▶ [Prompt] Extract all of the entries and set them down verbatim.
***** Material *****
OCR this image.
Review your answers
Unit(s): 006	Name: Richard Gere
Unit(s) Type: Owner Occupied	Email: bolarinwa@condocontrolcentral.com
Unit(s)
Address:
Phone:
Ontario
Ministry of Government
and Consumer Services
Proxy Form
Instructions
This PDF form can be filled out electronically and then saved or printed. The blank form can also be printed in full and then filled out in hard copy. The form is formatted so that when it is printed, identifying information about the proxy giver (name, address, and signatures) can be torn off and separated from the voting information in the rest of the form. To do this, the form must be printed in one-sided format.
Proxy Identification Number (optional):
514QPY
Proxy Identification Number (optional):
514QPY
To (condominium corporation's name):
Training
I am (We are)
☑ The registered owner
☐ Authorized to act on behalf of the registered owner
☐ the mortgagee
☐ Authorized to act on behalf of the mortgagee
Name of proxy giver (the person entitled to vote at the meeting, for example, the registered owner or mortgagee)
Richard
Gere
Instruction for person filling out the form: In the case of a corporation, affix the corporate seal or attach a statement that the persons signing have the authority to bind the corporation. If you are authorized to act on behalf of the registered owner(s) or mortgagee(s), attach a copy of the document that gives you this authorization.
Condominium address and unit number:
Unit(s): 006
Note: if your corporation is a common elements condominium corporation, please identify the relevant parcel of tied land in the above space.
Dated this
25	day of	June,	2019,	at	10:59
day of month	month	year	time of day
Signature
*****
▶ [Solved exercise]
OCR this image.
Review your answers
Unit(s): 006	Name: Richard Gere
Unit(s) Type: Owner Occupied	Email: bolarinwa@condocontrolcentral.com
Unit(s)
Address:
Phone:
Ontario
Ministry of Government
and Consumer Services
Proxy Form
Instructions
This PDF form can be filled out electronically and then saved or printed. The blank form can also be printed in full and then filled out in hard copy. The form is formatted so that when it is printed, identifying information about the proxy giver (name, address, and signatures) can be torn off and separated from the voting information in the rest of the form. To do this, the form must be printed in one-sided format.
Proxy Identification Number (optional):
514QPY
Proxy Identification Number (optional):
514QPY
To (condominium corporation's name):
Training
I am (We are)
☑ The registered owner
☐ Authorized to act on behalf of the registered owner
☐ the mortgagee
☐ Authorized to act on behalf of the mortgagee
Name of proxy giver (the person entitled to vote at the meeting, for example, the registered owner or mortgagee)
Richard
Gere
Instruction for person filling out the form: In the case of a corporation, affix the corporate seal or attach a statement that the persons signing have the authority to bind the corporation. If you are authorized to act on behalf of the registered owner(s) or mortgagee(s), attach a copy of the document that gives you this authorization.
Condominium address and unit number:
Unit(s): 006
Note: if your corporation is a common elements condominium corporation, please identify the relevant parcel of tied land in the above space.
Dated this
25	day of	June,	2019,	at	10:59
day of month	month	year	time of day
Signature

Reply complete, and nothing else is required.